# Direction:
In the entries below, find the lines that contain the word "xlabel" and copy them.
--
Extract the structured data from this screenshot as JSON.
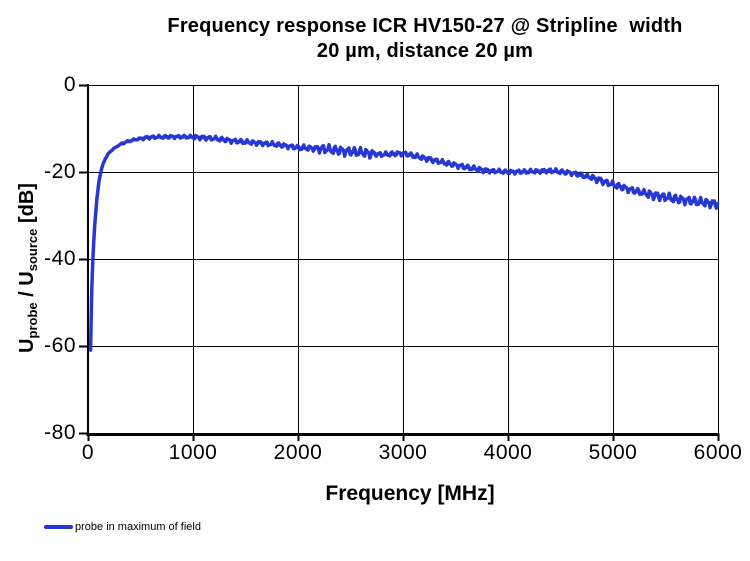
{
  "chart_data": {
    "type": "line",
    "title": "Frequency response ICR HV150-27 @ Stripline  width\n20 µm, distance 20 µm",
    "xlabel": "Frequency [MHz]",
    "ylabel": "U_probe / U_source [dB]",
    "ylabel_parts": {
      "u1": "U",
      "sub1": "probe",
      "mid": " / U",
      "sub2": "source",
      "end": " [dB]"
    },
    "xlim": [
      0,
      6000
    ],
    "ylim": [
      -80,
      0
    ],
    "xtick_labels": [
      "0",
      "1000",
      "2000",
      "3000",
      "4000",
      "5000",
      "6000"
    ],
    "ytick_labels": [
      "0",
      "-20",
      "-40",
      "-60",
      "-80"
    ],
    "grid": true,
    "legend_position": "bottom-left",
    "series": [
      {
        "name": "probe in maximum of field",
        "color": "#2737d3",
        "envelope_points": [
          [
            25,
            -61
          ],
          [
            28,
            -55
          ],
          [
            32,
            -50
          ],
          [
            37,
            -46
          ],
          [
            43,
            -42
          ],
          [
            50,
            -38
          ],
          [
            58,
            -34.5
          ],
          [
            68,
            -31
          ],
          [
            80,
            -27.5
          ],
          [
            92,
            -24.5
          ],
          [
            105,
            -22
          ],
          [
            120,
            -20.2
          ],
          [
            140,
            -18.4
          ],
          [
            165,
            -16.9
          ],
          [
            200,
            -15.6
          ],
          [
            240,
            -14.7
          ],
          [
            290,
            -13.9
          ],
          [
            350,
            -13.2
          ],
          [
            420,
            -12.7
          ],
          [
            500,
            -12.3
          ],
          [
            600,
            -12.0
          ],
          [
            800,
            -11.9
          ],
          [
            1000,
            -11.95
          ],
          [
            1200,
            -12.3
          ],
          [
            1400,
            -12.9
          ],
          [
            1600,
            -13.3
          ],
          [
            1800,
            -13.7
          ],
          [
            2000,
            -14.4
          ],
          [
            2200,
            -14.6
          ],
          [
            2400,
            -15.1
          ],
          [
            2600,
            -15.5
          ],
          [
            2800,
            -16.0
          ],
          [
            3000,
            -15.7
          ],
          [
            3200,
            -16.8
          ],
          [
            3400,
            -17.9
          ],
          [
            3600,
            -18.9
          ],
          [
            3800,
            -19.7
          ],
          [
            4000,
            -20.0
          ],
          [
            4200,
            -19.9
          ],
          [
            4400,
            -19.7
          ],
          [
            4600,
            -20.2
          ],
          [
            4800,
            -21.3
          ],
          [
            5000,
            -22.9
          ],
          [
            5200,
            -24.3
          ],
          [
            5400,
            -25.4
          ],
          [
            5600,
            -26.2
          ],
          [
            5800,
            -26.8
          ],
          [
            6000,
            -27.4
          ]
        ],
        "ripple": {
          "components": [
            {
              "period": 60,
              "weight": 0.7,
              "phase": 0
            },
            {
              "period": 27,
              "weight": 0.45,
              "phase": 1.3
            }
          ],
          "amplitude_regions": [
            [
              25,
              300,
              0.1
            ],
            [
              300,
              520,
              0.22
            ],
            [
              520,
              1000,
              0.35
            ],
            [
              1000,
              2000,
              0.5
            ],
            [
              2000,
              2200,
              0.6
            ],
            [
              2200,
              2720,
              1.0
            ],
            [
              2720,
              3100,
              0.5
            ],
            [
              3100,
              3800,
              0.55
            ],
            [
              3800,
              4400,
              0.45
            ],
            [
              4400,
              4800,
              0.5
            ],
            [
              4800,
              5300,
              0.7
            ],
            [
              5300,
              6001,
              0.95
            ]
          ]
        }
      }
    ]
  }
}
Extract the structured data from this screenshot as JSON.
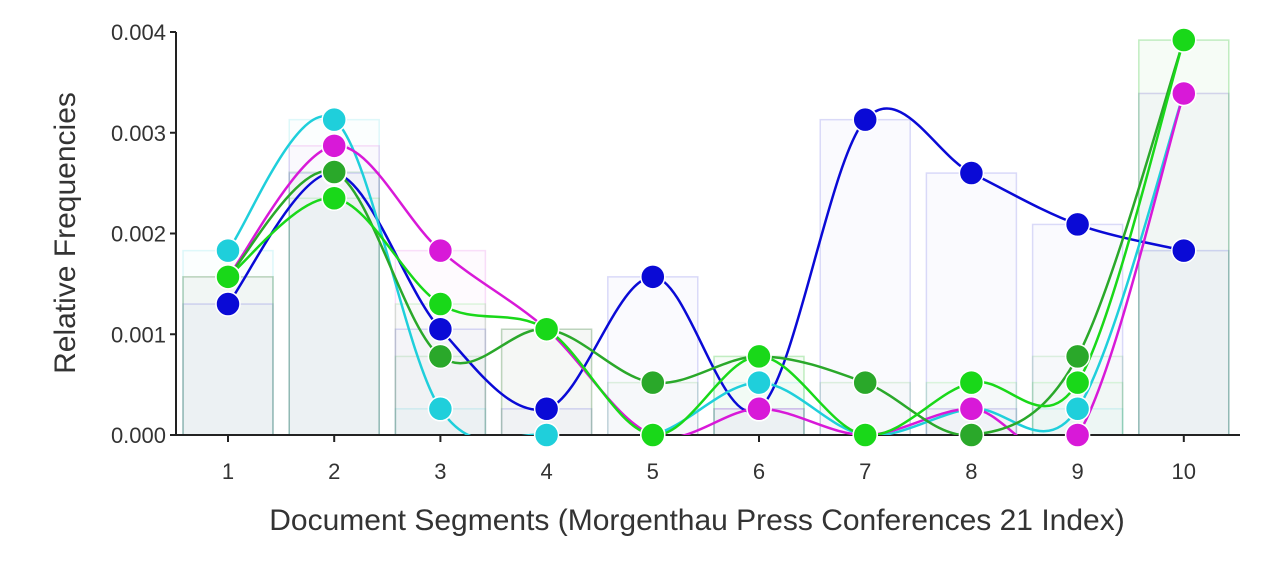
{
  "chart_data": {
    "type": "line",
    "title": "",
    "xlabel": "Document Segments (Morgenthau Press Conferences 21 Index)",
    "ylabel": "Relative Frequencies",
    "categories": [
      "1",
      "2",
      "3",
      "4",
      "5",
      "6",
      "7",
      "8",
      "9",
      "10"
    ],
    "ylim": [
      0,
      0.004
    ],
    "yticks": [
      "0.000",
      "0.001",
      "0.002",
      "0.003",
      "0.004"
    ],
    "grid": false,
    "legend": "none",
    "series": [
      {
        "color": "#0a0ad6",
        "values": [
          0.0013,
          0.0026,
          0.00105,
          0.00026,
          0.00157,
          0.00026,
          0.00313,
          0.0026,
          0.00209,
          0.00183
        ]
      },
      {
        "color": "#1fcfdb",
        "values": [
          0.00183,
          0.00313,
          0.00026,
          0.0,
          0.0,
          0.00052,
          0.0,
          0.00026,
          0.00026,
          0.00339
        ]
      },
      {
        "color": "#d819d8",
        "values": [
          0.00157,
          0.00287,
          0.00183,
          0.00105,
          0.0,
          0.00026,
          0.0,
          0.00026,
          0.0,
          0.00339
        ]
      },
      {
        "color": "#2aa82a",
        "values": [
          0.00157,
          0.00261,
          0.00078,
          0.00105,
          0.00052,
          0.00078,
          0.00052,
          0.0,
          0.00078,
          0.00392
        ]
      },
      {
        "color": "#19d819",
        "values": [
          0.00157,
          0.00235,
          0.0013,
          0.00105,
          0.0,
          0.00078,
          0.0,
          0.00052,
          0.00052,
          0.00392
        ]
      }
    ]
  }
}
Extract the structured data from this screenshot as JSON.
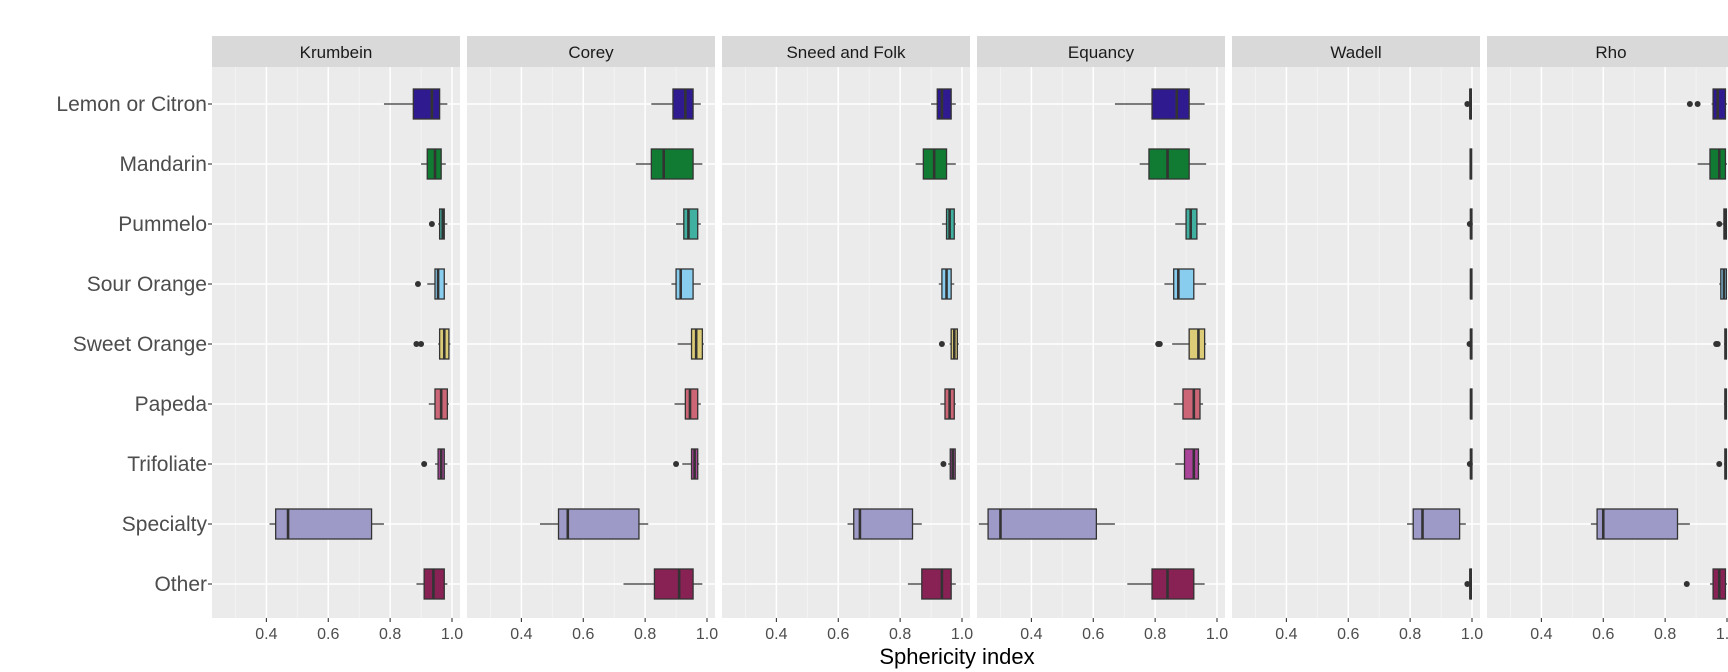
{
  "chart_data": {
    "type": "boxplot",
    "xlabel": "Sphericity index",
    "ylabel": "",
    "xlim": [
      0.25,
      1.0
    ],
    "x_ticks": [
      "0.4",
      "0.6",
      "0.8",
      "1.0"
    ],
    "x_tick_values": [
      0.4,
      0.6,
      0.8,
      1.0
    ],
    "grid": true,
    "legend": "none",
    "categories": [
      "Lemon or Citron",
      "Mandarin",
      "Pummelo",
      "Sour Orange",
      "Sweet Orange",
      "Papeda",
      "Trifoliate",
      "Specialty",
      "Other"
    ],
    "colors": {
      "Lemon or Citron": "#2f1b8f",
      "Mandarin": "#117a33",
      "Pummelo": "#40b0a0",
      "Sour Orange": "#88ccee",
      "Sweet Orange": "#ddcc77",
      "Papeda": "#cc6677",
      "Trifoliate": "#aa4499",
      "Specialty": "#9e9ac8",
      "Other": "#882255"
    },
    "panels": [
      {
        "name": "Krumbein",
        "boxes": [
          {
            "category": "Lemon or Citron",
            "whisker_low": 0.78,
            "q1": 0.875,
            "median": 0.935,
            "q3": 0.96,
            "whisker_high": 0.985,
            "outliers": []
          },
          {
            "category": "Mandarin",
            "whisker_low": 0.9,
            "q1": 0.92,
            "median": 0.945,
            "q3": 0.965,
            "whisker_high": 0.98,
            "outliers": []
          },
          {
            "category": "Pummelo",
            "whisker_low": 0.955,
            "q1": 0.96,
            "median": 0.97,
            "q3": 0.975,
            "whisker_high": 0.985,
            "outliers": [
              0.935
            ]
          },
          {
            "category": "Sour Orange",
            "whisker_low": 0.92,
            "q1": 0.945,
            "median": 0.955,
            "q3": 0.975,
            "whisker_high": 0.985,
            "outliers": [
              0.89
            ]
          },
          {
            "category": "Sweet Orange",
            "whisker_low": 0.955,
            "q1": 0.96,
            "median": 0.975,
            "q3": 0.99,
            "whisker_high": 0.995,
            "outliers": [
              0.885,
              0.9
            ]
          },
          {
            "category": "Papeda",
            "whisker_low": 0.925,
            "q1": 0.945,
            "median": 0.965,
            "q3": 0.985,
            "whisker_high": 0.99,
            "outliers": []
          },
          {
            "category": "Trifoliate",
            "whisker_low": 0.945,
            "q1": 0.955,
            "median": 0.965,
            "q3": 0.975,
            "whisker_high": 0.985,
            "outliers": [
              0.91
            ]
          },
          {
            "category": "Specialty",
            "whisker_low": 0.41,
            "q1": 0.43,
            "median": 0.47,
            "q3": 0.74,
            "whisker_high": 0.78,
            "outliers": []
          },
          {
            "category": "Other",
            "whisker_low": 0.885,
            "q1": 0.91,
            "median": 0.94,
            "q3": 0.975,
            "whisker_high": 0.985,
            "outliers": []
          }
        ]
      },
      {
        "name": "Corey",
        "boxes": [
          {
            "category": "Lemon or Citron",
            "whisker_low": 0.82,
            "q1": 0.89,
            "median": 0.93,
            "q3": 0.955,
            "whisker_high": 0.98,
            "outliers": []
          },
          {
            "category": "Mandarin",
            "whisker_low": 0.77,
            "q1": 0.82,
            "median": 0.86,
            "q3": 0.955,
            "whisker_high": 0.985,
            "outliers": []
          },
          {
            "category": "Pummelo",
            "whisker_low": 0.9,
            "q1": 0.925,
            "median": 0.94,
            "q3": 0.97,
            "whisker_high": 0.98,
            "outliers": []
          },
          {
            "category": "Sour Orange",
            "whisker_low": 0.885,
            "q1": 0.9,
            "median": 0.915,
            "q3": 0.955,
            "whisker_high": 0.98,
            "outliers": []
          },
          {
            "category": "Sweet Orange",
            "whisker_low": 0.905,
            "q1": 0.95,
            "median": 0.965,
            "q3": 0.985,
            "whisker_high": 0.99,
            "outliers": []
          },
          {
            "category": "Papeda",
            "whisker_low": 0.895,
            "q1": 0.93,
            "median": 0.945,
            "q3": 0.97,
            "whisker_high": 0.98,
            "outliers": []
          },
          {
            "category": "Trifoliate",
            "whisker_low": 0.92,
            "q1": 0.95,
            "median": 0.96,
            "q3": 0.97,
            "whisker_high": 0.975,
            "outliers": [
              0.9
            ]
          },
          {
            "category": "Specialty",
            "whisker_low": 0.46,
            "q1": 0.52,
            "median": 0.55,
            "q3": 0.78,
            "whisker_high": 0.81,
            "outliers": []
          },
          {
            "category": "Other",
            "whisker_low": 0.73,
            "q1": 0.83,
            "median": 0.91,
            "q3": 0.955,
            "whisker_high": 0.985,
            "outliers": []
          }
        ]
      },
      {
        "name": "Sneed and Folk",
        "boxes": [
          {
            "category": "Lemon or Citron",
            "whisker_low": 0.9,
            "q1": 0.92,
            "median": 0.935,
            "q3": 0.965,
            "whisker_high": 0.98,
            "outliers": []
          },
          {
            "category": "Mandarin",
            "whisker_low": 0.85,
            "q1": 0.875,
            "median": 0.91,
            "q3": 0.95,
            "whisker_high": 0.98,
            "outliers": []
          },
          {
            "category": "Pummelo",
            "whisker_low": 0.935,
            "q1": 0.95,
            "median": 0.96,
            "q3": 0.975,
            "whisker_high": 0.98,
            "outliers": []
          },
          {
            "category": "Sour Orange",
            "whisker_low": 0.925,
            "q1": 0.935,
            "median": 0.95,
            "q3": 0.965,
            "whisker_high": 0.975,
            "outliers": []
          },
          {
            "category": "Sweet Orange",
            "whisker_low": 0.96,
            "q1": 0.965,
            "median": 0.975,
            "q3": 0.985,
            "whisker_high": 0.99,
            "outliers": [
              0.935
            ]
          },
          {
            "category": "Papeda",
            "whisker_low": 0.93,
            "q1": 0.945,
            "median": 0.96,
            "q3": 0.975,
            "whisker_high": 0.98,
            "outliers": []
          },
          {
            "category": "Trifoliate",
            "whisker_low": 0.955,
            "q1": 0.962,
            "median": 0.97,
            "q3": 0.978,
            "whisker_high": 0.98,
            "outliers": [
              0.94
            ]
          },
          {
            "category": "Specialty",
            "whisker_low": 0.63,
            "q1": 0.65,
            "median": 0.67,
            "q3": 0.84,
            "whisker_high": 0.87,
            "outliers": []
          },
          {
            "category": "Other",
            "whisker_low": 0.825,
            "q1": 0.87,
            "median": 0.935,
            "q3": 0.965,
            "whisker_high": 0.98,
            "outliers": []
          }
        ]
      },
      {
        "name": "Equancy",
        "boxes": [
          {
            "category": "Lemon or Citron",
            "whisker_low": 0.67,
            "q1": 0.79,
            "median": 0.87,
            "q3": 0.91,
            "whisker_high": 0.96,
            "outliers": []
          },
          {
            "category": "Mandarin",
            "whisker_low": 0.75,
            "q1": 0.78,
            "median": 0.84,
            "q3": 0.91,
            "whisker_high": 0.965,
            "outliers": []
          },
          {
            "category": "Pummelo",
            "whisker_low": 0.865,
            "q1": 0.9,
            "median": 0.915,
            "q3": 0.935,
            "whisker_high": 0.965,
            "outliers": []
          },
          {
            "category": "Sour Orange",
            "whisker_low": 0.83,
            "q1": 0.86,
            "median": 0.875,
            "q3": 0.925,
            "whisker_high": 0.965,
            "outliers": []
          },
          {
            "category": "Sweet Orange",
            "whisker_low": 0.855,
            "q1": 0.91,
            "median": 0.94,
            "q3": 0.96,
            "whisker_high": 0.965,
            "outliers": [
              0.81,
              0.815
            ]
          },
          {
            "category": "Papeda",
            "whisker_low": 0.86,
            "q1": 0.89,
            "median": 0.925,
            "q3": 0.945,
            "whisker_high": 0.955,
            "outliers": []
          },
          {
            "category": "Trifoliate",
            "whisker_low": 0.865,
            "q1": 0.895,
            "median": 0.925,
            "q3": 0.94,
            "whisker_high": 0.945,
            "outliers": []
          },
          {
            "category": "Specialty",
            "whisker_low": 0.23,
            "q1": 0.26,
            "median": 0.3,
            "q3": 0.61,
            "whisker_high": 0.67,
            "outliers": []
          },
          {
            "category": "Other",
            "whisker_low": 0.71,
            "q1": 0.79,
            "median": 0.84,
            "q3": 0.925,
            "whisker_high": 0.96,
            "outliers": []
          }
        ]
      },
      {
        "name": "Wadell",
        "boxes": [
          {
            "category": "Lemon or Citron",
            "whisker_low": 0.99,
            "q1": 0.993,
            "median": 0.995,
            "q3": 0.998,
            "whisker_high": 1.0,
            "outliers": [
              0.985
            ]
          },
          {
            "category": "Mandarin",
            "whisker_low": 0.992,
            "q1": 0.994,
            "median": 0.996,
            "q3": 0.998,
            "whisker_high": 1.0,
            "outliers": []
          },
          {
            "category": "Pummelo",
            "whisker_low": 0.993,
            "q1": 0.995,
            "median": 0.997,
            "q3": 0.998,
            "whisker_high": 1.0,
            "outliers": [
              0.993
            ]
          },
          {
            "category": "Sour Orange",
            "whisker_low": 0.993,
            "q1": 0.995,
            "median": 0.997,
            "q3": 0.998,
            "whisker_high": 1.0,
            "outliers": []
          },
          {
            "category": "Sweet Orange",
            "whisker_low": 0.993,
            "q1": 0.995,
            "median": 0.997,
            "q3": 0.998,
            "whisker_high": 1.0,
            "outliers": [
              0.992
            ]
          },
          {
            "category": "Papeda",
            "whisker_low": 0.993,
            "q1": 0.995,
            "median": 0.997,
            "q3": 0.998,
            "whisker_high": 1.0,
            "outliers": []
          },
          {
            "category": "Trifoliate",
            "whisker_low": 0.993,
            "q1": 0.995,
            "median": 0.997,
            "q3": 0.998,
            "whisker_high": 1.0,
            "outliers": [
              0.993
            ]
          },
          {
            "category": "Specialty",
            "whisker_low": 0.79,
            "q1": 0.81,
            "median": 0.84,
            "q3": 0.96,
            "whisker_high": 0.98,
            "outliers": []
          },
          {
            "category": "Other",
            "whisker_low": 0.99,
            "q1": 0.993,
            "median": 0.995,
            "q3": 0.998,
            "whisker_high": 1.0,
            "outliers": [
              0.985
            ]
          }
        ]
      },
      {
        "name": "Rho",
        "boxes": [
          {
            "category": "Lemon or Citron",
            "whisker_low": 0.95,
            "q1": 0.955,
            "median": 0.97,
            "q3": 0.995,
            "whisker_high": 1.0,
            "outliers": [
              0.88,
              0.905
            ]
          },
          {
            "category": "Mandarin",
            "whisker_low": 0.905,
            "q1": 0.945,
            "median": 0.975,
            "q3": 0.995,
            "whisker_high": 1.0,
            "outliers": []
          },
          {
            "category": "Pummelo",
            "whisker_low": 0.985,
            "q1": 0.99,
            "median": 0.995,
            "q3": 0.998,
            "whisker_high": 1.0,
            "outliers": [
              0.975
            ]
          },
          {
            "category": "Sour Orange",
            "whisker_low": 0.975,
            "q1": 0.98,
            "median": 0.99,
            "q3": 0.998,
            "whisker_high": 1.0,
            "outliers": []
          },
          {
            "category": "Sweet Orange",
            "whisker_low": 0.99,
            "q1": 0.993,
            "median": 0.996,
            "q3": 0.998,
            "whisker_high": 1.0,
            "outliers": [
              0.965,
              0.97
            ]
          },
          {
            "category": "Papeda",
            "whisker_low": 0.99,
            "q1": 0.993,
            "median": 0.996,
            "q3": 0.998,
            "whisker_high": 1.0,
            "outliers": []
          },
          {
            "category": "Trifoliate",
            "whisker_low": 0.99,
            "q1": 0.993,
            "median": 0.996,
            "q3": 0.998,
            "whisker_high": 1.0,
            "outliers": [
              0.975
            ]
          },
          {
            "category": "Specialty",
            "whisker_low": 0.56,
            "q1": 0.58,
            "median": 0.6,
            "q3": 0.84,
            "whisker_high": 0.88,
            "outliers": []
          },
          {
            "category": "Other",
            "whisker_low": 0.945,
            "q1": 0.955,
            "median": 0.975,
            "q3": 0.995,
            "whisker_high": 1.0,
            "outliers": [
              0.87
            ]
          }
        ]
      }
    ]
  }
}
--
# Correct output:
    "xlabel": "Frequency [MHz]",
    "xlabel": "Document Segments (Morgenthau Press Conferences 21 Index)",
    "xlabel": "Sphericity index",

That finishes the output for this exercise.